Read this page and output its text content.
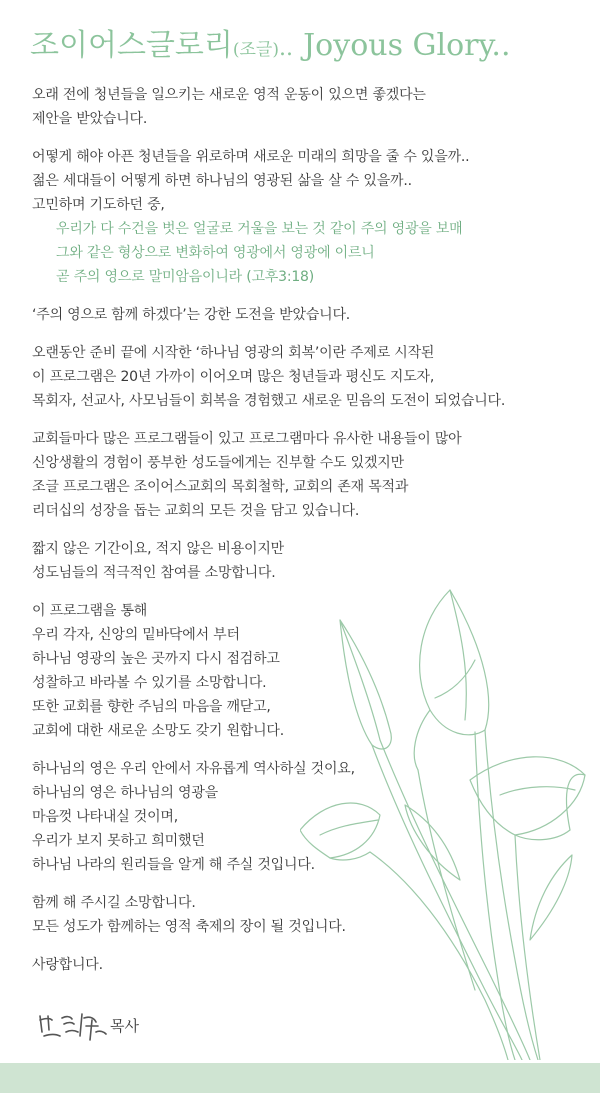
조이어스글로리(조글).. Joyous Glory..

오래 전에 청년들을 일으키는 새로운 영적 운동이 있으면 좋겠다는
제안을 받았습니다.

어떻게 해야 아픈 청년들을 위로하며 새로운 미래의 희망을 줄 수 있을까..
젊은 세대들이 어떻게 하면 하나님의 영광된 삶을 살 수 있을까..
고민하며 기도하던 중,
우리가 다 수건을 벗은 얼굴로 거울을 보는 것 같이 주의 영광을 보매
그와 같은 형상으로 변화하여 영광에서 영광에 이르니
곧 주의 영으로 말미암음이니라 (고후3:18)

‘주의 영으로 함께 하겠다’는 강한 도전을 받았습니다.

오랜동안 준비 끝에 시작한 ‘하나님 영광의 회복’이란 주제로 시작된
이 프로그램은 20년 가까이 이어오며 많은 청년들과 평신도 지도자,
목회자, 선교사, 사모님들이 회복을 경험했고 새로운 믿음의 도전이 되었습니다.

교회들마다 많은 프로그램들이 있고 프로그램마다 유사한 내용들이 많아
신앙생활의 경험이 풍부한 성도들에게는 진부할 수도 있겠지만
조글 프로그램은 조이어스교회의 목회철학, 교회의 존재 목적과
리더십의 성장을 돕는 교회의 모든 것을 담고 있습니다.

짧지 않은 기간이요, 적지 않은 비용이지만
성도님들의 적극적인 참여를 소망합니다.

이 프로그램을 통해
우리 각자, 신앙의 밑바닥에서 부터
하나님 영광의 높은 곳까지 다시 점검하고
성찰하고 바라볼 수 있기를 소망합니다.
또한 교회를 향한 주님의 마음을 깨닫고,
교회에 대한 새로운 소망도 갖기 원합니다.

하나님의 영은 우리 안에서 자유롭게 역사하실 것이요,
하나님의 영은 하나님의 영광을
마음껏 나타내실 것이며,
우리가 보지 못하고 희미했던
하나님 나라의 원리들을 알게 해 주실 것입니다.

함께 해 주시길 소망합니다.
모든 성도가 함께하는 영적 축제의 장이 될 것입니다.

사랑합니다.

목사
____________
Short task:
Skip the pictures, then retype every line above exactly.

Exercise result:
Read this page and output its text content.
조이어스글로리(조글).. Joyous Glory..

오래 전에 청년들을 일으키는 새로운 영적 운동이 있으면 좋겠다는
제안을 받았습니다.

어떻게 해야 아픈 청년들을 위로하며 새로운 미래의 희망을 줄 수 있을까..
젊은 세대들이 어떻게 하면 하나님의 영광된 삶을 살 수 있을까..
고민하며 기도하던 중,
우리가 다 수건을 벗은 얼굴로 거울을 보는 것 같이 주의 영광을 보매
그와 같은 형상으로 변화하여 영광에서 영광에 이르니
곧 주의 영으로 말미암음이니라 (고후3:18)

‘주의 영으로 함께 하겠다’는 강한 도전을 받았습니다.

오랜동안 준비 끝에 시작한 ‘하나님 영광의 회복’이란 주제로 시작된
이 프로그램은 20년 가까이 이어오며 많은 청년들과 평신도 지도자,
목회자, 선교사, 사모님들이 회복을 경험했고 새로운 믿음의 도전이 되었습니다.

교회들마다 많은 프로그램들이 있고 프로그램마다 유사한 내용들이 많아
신앙생활의 경험이 풍부한 성도들에게는 진부할 수도 있겠지만
조글 프로그램은 조이어스교회의 목회철학, 교회의 존재 목적과
리더십의 성장을 돕는 교회의 모든 것을 담고 있습니다.

짧지 않은 기간이요, 적지 않은 비용이지만
성도님들의 적극적인 참여를 소망합니다.

이 프로그램을 통해
우리 각자, 신앙의 밑바닥에서 부터
하나님 영광의 높은 곳까지 다시 점검하고
성찰하고 바라볼 수 있기를 소망합니다.
또한 교회를 향한 주님의 마음을 깨닫고,
교회에 대한 새로운 소망도 갖기 원합니다.

하나님의 영은 우리 안에서 자유롭게 역사하실 것이요,
하나님의 영은 하나님의 영광을
마음껏 나타내실 것이며,
우리가 보지 못하고 희미했던
하나님 나라의 원리들을 알게 해 주실 것입니다.

함께 해 주시길 소망합니다.
모든 성도가 함께하는 영적 축제의 장이 될 것입니다.

사랑합니다.

목사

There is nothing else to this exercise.